■ What is expected:
Please repeat all of the listing exactly.

Items from a figure collection:
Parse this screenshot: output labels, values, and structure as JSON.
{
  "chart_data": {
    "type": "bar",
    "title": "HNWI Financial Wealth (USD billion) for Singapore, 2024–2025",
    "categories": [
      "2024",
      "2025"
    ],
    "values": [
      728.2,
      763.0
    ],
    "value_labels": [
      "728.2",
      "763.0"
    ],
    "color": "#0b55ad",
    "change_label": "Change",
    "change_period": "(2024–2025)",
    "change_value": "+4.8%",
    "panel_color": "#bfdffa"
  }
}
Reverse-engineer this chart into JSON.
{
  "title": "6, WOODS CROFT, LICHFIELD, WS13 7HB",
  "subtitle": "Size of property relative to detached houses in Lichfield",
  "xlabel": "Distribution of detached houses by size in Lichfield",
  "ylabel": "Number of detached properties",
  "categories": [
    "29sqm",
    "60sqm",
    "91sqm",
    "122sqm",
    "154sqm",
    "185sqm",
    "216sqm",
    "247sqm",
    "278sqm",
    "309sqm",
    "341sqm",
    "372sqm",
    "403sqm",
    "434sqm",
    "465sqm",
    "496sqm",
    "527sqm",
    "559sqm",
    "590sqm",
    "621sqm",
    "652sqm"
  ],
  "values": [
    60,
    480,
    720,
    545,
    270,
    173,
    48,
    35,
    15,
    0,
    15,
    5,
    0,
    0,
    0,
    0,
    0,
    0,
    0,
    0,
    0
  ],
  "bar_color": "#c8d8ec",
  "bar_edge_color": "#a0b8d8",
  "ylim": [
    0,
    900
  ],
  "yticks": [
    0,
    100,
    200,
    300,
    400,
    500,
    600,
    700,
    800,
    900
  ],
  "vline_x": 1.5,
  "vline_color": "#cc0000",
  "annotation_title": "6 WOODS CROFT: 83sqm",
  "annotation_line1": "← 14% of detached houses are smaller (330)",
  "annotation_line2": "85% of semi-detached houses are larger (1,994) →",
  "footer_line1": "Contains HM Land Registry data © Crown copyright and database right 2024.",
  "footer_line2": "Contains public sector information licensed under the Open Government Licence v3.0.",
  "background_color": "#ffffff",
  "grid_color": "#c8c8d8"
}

■ Correct output:
Parse this screenshot: output labels, values, and structure as JSON.
{
  "chart_data": {
    "type": "bar",
    "title": "HNWI Financial Wealth (USD billion) for Singapore, 2024–2025",
    "categories": [
      "2024",
      "2025"
    ],
    "values": [
      728.2,
      763.0
    ],
    "value_labels": [
      "728.2",
      "763.0"
    ],
    "color": "#0b55ad",
    "change_label": "Change",
    "change_period": "(2024–2025)",
    "change_value": "+4.8%",
    "panel_color": "#bfdffa"
  }
}
Reverse-engineer this chart into JSON.
{
  "title": "6, WOODS CROFT, LICHFIELD, WS13 7HB",
  "subtitle": "Size of property relative to detached houses in Lichfield",
  "xlabel": "Distribution of detached houses by size in Lichfield",
  "ylabel": "Number of detached properties",
  "categories": [
    "29sqm",
    "60sqm",
    "91sqm",
    "122sqm",
    "154sqm",
    "185sqm",
    "216sqm",
    "247sqm",
    "278sqm",
    "309sqm",
    "341sqm",
    "372sqm",
    "403sqm",
    "434sqm",
    "465sqm",
    "496sqm",
    "527sqm",
    "559sqm",
    "590sqm",
    "621sqm",
    "652sqm"
  ],
  "values": [
    60,
    480,
    720,
    545,
    270,
    173,
    48,
    35,
    15,
    0,
    15,
    5,
    0,
    0,
    0,
    0,
    0,
    0,
    0,
    0,
    0
  ],
  "bar_color": "#c8d8ec",
  "bar_edge_color": "#a0b8d8",
  "ylim": [
    0,
    900
  ],
  "yticks": [
    0,
    100,
    200,
    300,
    400,
    500,
    600,
    700,
    800,
    900
  ],
  "vline_x": 1.5,
  "vline_color": "#cc0000",
  "annotation_title": "6 WOODS CROFT: 83sqm",
  "annotation_line1": "← 14% of detached houses are smaller (330)",
  "annotation_line2": "85% of semi-detached houses are larger (1,994) →",
  "footer_line1": "Contains HM Land Registry data © Crown copyright and database right 2024.",
  "footer_line2": "Contains public sector information licensed under the Open Government Licence v3.0.",
  "background_color": "#ffffff",
  "grid_color": "#c8c8d8"
}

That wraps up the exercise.